What you should do >>
Determine the number of lines in the data that contain "cells". Answer with that number only.
·····
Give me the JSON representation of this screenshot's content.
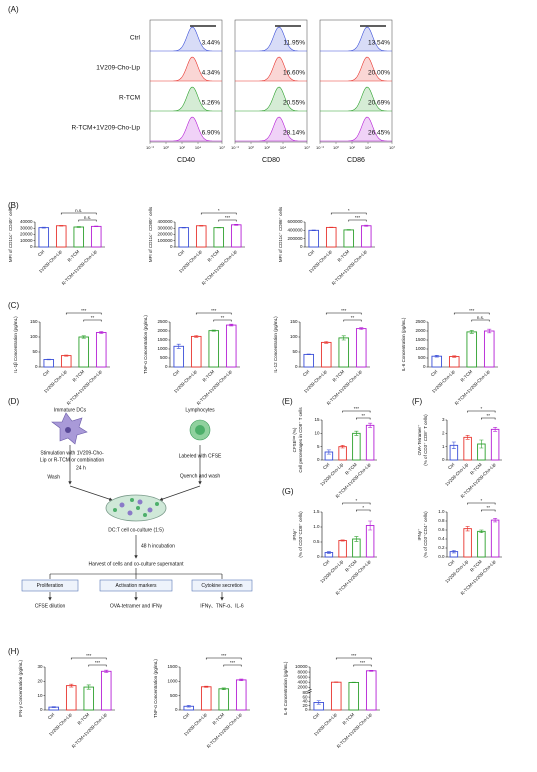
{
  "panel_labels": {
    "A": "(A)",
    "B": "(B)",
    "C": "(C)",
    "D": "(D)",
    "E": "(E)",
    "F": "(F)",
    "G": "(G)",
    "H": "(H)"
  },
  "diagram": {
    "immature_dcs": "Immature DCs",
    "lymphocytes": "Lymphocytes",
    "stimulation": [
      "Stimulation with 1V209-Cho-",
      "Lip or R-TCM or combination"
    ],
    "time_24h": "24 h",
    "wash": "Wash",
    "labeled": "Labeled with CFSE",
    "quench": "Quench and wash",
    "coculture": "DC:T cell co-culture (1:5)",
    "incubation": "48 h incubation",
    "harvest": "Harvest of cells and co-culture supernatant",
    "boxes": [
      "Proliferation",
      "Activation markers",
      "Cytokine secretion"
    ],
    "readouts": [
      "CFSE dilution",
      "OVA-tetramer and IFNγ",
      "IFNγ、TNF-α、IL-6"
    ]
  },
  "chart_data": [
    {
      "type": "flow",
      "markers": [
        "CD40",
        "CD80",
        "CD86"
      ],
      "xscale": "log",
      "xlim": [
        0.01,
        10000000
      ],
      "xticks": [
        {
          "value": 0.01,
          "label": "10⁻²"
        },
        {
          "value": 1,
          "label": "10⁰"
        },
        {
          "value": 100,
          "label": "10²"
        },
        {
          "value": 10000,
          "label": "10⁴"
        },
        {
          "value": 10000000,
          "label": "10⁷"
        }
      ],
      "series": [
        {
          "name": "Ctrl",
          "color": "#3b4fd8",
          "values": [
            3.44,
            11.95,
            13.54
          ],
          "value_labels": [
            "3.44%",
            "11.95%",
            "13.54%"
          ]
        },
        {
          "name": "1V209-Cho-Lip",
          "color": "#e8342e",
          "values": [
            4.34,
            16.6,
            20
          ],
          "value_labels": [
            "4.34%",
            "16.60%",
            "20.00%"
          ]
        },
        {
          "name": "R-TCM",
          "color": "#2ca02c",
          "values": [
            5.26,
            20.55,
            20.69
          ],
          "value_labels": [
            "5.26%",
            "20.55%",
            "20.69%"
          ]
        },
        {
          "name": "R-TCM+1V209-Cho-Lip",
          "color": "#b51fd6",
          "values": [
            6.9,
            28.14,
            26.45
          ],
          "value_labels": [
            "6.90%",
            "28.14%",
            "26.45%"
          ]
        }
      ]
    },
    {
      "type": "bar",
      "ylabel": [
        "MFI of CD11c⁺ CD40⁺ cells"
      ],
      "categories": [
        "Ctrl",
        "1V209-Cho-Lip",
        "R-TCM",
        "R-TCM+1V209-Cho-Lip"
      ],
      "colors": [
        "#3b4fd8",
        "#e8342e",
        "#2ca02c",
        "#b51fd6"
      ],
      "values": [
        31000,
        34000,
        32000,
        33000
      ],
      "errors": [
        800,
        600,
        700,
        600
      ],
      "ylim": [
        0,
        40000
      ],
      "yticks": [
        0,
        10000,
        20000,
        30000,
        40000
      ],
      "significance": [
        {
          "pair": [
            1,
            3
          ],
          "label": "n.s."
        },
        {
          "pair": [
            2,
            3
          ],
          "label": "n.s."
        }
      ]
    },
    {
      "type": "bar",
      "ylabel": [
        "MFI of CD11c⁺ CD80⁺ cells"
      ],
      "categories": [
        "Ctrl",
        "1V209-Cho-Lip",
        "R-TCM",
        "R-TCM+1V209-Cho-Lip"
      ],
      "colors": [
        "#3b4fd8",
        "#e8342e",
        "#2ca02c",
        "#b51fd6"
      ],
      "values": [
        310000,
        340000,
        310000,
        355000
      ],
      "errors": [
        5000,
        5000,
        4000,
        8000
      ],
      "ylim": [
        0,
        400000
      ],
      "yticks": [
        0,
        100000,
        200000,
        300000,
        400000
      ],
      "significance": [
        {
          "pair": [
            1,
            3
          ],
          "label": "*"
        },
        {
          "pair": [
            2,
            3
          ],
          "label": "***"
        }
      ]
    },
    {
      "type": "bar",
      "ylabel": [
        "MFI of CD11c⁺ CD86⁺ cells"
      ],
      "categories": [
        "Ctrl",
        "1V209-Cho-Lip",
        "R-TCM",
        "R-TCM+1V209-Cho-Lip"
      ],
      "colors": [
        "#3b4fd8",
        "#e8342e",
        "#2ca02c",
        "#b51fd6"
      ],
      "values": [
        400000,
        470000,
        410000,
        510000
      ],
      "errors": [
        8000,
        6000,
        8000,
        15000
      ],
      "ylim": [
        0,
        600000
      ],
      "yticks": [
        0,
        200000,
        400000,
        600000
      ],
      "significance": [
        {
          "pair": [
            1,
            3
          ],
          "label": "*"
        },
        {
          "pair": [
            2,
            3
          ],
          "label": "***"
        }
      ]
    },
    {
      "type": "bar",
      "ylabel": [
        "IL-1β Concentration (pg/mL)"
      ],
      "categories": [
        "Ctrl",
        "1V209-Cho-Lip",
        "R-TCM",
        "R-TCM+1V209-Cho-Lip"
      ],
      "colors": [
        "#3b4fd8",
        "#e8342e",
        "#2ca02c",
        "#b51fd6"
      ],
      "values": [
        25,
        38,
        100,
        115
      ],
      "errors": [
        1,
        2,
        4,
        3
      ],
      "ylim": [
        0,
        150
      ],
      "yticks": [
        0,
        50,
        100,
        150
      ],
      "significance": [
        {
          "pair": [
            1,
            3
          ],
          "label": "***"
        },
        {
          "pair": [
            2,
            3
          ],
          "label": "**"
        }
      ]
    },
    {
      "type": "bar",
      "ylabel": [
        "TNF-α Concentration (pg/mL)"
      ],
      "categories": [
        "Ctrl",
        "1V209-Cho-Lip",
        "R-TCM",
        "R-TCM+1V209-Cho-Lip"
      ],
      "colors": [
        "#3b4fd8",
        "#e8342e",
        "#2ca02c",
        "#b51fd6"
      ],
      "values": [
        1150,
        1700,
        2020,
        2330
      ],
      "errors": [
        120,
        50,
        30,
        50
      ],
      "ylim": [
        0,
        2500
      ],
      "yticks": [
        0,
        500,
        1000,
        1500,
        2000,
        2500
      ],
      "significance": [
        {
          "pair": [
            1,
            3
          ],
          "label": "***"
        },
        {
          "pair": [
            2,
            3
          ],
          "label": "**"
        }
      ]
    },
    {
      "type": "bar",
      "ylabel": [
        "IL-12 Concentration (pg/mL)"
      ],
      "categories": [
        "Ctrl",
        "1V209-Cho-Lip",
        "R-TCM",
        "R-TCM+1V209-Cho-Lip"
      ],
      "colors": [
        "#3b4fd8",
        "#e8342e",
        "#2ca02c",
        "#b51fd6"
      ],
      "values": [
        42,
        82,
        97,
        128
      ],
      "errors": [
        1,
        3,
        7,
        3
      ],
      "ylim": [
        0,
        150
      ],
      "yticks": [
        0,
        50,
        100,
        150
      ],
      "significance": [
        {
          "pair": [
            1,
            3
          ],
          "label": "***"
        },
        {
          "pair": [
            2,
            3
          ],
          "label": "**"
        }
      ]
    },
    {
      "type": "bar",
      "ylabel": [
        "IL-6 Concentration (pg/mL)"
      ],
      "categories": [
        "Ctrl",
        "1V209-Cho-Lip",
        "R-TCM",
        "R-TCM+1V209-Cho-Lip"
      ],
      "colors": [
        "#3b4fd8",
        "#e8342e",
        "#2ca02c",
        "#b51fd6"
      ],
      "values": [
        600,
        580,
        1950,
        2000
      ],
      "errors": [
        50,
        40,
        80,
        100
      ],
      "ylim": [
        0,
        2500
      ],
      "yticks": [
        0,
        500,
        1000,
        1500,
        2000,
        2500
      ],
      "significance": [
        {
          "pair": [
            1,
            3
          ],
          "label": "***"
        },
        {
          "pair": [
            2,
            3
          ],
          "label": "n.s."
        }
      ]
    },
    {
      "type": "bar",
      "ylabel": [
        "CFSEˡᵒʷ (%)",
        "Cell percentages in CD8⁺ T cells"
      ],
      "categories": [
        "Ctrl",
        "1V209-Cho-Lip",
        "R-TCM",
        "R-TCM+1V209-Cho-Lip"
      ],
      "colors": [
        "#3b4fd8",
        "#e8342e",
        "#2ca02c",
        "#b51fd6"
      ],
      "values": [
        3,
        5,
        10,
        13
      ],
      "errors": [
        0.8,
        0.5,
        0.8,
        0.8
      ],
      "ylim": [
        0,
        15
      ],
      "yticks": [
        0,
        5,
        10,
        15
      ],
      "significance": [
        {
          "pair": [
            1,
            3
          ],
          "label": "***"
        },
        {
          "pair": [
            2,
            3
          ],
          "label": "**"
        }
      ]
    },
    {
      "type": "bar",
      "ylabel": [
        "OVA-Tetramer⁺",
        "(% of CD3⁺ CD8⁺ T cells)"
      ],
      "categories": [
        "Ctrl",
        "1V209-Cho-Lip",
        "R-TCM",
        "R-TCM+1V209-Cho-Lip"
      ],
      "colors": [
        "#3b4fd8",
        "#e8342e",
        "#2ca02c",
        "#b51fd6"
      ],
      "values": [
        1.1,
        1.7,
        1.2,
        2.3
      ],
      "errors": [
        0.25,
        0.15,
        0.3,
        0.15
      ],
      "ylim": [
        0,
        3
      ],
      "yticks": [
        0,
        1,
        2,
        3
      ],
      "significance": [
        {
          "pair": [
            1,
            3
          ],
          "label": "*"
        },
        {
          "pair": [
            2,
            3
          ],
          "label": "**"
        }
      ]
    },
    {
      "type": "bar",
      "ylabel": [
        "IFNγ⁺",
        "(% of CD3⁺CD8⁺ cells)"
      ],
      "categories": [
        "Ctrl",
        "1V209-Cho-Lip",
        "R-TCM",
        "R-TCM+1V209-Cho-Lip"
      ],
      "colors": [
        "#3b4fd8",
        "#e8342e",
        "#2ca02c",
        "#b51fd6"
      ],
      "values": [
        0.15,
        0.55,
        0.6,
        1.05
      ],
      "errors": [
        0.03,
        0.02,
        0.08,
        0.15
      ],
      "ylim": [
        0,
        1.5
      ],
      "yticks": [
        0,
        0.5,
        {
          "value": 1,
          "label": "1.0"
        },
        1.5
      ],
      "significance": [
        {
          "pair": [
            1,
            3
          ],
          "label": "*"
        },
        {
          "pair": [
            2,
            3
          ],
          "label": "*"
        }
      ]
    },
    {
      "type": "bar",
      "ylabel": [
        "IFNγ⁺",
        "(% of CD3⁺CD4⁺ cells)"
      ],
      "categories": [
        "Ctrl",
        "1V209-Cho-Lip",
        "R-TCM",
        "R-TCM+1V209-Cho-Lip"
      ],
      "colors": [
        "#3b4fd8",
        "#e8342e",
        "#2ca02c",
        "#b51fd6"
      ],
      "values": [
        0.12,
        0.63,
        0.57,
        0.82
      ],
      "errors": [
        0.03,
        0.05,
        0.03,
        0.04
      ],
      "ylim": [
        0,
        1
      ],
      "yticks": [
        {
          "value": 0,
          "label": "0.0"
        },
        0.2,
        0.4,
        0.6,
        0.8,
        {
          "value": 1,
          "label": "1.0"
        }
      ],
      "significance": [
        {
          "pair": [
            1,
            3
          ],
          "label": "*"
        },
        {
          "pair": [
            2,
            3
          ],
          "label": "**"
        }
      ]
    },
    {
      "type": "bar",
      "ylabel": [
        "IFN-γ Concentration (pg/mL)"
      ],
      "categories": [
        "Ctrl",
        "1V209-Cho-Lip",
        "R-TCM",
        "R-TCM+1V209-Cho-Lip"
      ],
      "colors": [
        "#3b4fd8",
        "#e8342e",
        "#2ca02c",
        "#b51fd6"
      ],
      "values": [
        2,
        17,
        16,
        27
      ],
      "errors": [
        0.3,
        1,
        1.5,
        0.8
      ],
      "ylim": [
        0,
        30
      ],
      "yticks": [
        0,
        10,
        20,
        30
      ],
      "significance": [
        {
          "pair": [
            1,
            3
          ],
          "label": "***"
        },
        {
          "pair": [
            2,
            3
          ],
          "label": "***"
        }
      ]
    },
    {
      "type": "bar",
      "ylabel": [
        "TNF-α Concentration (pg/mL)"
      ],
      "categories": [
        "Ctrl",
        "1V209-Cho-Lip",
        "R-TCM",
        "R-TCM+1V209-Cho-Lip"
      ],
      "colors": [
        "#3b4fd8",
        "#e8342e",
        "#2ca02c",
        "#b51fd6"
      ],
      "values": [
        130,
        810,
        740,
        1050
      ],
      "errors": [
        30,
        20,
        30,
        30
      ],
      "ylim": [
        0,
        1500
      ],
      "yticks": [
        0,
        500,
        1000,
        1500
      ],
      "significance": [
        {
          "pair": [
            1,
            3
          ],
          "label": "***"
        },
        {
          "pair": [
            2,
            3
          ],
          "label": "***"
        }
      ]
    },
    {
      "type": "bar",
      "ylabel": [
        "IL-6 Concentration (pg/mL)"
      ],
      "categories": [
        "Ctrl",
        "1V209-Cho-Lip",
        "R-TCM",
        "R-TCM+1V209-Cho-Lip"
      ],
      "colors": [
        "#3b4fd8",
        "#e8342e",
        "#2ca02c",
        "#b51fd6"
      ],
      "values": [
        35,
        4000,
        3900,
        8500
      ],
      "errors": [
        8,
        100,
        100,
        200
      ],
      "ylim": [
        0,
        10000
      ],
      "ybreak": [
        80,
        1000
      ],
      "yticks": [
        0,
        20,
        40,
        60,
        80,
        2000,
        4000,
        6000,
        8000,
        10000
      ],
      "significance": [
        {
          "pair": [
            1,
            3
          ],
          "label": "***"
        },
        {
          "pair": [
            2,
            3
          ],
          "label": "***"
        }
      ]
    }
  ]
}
·····
Exercise output >>
8